◆ **TO BE DONE**
a - List every citation label shown in square brackets in the DNS excerpt.
b - Pick up the DNS excerpt on the CLASS problem after its final sentence and write the next paragraph.

═════ SELECTED EXCERPT

While a number of proposals, including query name minimization
[RFC7816] and running DNS over an encrypted tunnel [RFC7858], have
been made to mitigate that problem, they all appear to share the
common properties of security patches rather than designed-in
security or privacy mechanisms. While experience may prove otherwise
once (and if) they are widely deployed, it does not appear that any
of them are as satisfactory as a system with query privacy designed
in might be. More general tutorials on this issue have appeared
recently [Huston2017a].
3.6. Alternate Namespaces for Public Use in the DNS Framework: The
CLASS Problem
The DNS standards include specification of a CLASS value, which
"identifies a protocol family or instance of a protocol" (RFC 1034,
Section 3.6, and elsewhere). While CLASS was used effectively in the
early days of the DNS to manage different protocol families within
the same administrative environment, recent attempts to use it to
either partition the DNS namespace in other ways such as for
non-ASCII names (partially to address the issues in Sections 3.2 and
3.3) or use DNS mechanisms for entirely different namespaces have
exposed fundamental problems with the mechanism [Sullivan-Class].

══════════
═════ ROWS

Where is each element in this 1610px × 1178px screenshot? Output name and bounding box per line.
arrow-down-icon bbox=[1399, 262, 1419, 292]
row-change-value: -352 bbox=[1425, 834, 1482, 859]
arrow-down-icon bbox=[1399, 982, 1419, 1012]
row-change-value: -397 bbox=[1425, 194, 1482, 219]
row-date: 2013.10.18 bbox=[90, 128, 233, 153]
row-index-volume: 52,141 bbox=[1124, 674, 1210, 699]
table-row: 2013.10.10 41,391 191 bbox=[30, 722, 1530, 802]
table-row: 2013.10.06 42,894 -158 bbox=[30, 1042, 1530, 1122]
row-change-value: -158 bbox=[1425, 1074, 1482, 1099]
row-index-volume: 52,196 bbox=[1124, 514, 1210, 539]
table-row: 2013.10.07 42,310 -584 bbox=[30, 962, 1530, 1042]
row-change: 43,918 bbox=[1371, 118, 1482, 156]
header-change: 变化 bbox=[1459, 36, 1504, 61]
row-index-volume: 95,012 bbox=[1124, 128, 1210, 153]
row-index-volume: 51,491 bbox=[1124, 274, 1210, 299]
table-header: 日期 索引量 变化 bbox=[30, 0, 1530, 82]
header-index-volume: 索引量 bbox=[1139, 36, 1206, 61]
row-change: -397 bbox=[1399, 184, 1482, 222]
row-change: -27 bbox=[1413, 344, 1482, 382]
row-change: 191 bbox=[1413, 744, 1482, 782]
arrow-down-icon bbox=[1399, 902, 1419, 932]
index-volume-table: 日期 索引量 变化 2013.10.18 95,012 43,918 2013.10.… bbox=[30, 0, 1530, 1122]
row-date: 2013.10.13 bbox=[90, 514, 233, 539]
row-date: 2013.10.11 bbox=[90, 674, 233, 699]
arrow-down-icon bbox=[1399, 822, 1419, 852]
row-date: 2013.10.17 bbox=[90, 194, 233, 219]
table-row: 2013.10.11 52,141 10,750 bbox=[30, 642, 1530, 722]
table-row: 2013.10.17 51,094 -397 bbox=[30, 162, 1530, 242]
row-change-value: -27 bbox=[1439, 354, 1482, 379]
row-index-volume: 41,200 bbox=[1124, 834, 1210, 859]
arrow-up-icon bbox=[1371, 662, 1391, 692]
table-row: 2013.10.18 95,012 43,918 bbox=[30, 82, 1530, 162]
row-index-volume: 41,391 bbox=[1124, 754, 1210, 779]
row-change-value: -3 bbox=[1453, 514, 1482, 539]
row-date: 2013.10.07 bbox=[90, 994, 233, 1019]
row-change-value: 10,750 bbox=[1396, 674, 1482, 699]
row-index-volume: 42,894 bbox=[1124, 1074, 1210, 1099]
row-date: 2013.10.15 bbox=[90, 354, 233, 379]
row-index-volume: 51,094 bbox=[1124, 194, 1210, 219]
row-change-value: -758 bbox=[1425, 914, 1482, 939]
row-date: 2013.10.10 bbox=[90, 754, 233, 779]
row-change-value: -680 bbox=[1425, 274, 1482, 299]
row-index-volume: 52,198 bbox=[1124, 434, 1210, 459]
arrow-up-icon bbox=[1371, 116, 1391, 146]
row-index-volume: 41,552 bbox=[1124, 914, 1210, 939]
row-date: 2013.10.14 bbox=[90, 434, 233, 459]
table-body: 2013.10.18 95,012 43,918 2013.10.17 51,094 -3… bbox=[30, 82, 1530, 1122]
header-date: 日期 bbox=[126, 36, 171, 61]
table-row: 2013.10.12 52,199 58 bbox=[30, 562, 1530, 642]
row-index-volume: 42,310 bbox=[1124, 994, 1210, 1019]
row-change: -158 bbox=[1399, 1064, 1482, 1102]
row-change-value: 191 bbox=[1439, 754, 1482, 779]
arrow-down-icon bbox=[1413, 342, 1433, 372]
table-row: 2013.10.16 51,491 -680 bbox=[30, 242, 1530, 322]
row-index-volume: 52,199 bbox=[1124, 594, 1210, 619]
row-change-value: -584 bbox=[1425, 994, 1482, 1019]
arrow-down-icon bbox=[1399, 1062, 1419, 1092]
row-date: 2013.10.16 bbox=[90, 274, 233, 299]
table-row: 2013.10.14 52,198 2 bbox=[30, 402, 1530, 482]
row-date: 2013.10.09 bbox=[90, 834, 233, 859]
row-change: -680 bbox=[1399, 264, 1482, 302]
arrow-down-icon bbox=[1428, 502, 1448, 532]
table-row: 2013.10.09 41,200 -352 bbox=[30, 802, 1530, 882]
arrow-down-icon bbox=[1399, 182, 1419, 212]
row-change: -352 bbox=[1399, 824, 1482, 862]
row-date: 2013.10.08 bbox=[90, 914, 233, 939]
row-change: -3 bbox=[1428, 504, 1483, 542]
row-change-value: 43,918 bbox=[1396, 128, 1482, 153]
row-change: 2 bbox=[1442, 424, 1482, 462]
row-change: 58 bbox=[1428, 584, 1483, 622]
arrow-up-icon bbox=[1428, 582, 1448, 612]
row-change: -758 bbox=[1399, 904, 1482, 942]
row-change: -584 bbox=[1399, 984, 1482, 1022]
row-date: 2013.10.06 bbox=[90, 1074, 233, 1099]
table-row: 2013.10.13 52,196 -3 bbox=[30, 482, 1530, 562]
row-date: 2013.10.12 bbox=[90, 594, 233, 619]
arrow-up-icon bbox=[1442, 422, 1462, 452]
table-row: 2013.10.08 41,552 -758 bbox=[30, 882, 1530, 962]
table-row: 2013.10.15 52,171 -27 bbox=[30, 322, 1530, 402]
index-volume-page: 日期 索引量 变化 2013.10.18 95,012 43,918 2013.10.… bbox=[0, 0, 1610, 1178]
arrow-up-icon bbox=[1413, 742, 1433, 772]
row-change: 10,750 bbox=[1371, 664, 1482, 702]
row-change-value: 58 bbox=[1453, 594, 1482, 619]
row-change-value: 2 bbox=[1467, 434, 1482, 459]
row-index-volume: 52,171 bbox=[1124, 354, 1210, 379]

══════════

◆ **RESPONSES**
a - [RFC7816], [RFC7858], [Huston2017a], [Sullivan-Class]

b -
Perhaps the most fundamental of those problems is disagreement about
whether multiple CLASSes were intended to exist within a given zone
(with records within RRSETs) or whether different CLASSes implied
different zones. Different implementations make different
assumptions [Faltstrom-2004] [Vixie-20170704]. These problems have
led to recommendations that it be dropped entirely [Sullivan-Class],
but discussions on the IETF list and in WGs in mid-2017 made it clear
that there is no clear consensus on that matter.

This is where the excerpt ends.